Start SELECTION

FMCG companies realized that they needed a parallel channel of distribution, apart from the traditional one. New age distributors that were backed by venture capital and private capital, like JioMart, Metro Cash & Carry, Jumbotail and Udaan gained impetus. They could pay for goods immediately, unlike traditional distribution channels, where a credit period of 10 to 15 days was required.
FMCG companies returned the favour by selling goods to these new-age distribution channels at a lower price. As a result, they could offer large margins of 15% to 20% as compared to traditional channels that could offer only 7% to 12% over products sold.
Many shop owners switched to these new-age distribution channels that have apps and deliver products much faster. Traditional distributors felt that FMCG companies and these new-age distribution channels are destroying their distribution networks.
Traditional channels supply goods to 90% of the retail market, as there are many people who buy offline, therefore FMCG brands would not want to upset traditional distributors entirely. Traditional distributors have decided to stop supplying certain popular consumer products to local stores until FMCG companies give them similar margins and prices as are given to organized, new-age distributors.

End SELECTION
Start DATASET

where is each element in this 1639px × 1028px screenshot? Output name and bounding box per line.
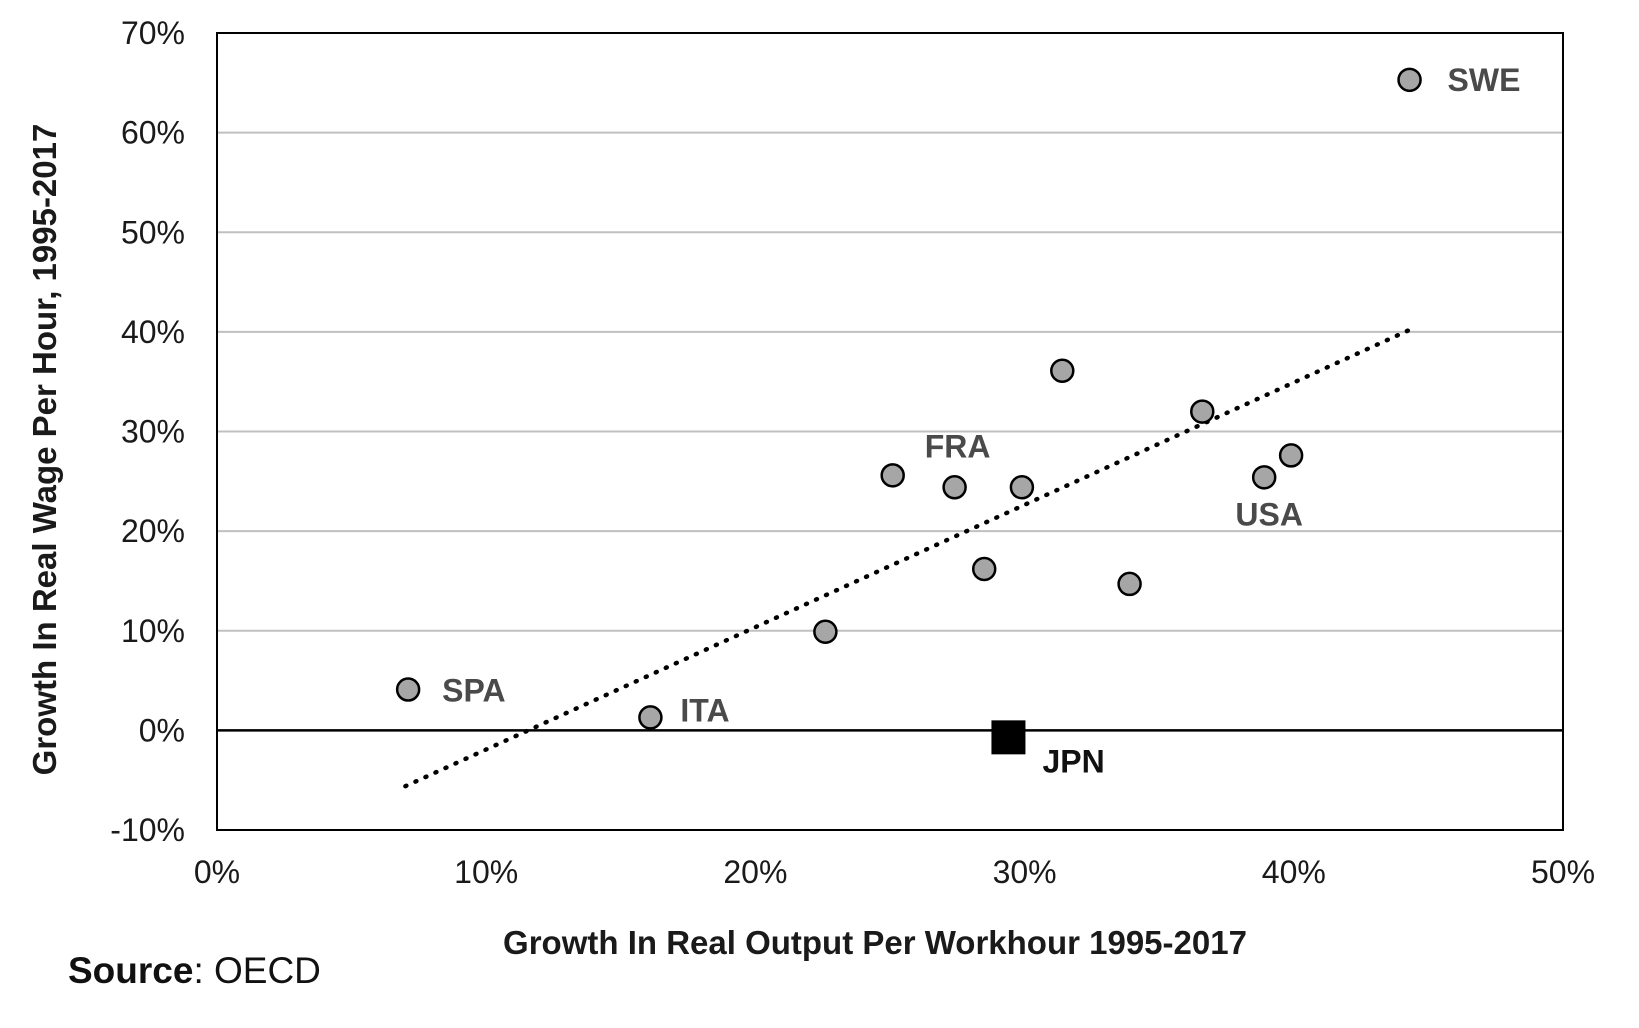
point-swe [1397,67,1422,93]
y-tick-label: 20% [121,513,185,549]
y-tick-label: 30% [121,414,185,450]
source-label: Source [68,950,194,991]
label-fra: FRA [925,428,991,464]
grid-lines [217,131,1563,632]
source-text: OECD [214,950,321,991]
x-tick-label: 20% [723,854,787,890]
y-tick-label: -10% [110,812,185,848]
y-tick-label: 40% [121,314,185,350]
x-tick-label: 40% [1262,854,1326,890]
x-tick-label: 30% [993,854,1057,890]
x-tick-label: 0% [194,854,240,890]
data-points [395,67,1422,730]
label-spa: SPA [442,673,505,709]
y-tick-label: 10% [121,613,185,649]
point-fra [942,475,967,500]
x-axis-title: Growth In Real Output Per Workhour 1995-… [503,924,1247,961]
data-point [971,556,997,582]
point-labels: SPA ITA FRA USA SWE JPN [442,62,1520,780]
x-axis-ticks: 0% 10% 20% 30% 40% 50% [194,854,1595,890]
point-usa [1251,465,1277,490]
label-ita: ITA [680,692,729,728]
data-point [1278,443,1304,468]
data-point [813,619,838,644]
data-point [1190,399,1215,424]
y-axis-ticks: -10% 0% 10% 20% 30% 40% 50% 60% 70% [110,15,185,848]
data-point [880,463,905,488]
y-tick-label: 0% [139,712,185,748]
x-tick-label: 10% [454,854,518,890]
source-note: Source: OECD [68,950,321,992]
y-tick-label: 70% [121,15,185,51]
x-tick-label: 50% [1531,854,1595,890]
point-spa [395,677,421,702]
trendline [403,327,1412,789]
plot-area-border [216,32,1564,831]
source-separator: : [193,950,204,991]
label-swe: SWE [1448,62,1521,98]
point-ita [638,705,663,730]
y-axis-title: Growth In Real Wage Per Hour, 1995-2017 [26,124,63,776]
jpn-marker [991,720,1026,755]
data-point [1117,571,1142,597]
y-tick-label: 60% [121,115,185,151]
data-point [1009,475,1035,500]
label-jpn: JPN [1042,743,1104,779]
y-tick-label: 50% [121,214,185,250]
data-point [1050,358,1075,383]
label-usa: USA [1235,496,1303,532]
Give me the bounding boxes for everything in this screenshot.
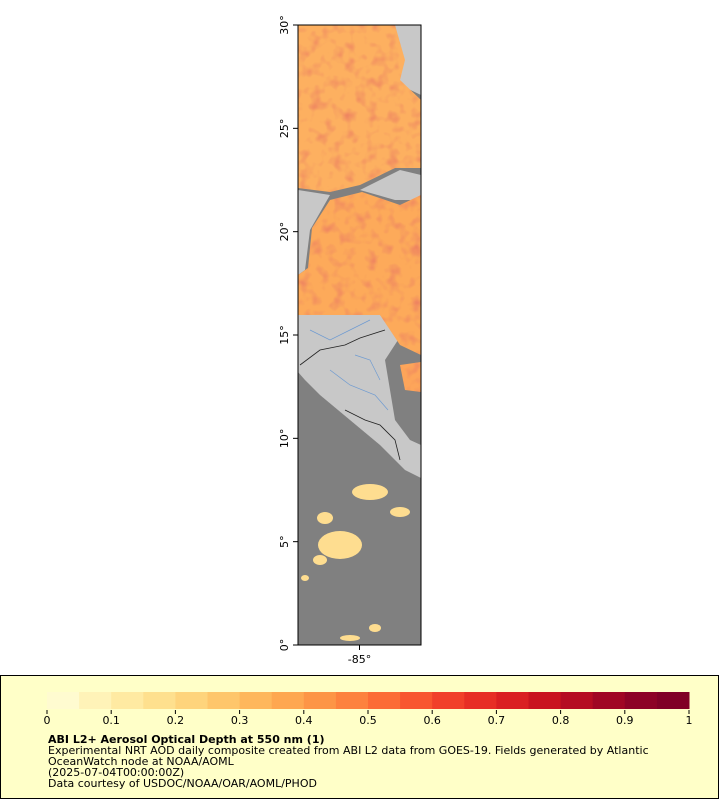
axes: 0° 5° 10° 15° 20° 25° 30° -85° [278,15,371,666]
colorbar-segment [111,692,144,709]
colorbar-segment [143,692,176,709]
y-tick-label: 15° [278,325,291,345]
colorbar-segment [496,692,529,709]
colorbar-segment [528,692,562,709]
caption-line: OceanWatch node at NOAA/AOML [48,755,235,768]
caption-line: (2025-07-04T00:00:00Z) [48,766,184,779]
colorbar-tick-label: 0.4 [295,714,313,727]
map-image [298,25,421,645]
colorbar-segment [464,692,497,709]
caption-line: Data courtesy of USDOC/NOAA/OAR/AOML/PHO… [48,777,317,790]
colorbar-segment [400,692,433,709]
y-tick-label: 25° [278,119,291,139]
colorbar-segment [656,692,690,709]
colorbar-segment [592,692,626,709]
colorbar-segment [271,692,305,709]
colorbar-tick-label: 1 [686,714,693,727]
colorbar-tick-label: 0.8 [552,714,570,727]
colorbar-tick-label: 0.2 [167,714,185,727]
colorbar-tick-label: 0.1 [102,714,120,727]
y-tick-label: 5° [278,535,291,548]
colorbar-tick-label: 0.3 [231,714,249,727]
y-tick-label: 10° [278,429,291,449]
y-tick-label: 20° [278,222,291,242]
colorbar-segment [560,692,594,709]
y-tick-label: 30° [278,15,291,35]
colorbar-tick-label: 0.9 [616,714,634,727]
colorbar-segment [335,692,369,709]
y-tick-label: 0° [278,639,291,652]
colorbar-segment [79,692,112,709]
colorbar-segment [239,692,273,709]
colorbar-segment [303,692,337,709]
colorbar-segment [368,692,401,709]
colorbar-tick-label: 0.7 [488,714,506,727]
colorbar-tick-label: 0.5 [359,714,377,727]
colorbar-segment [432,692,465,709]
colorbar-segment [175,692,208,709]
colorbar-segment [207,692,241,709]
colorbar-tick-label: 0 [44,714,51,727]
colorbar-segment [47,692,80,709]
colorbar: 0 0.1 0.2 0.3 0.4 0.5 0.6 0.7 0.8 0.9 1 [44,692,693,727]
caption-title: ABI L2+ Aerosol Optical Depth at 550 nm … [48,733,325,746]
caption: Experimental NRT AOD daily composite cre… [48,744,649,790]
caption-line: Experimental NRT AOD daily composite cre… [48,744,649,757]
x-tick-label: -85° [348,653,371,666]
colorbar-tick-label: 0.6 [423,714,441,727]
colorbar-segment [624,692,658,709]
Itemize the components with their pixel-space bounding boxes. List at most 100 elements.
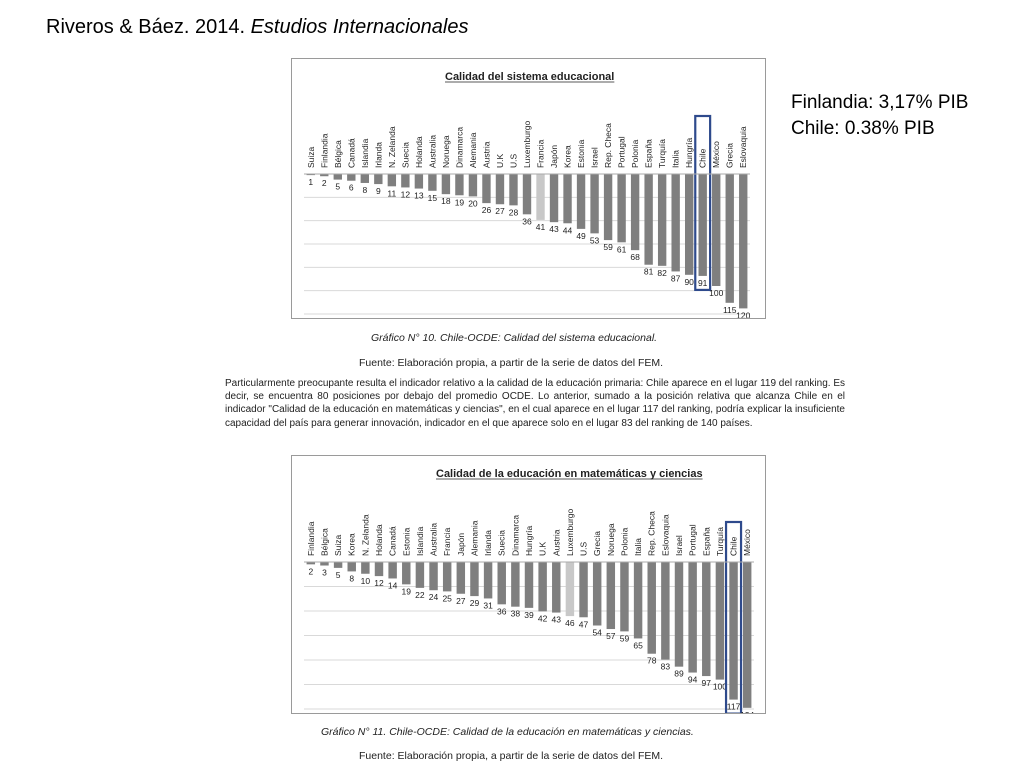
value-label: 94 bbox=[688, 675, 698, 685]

End DATASET

*WHAT YOU HAVE TO DO:* Please state what share of the retail market traditional channels supply, according to the text on FMCG distribution.

*OUTPUT:* 90%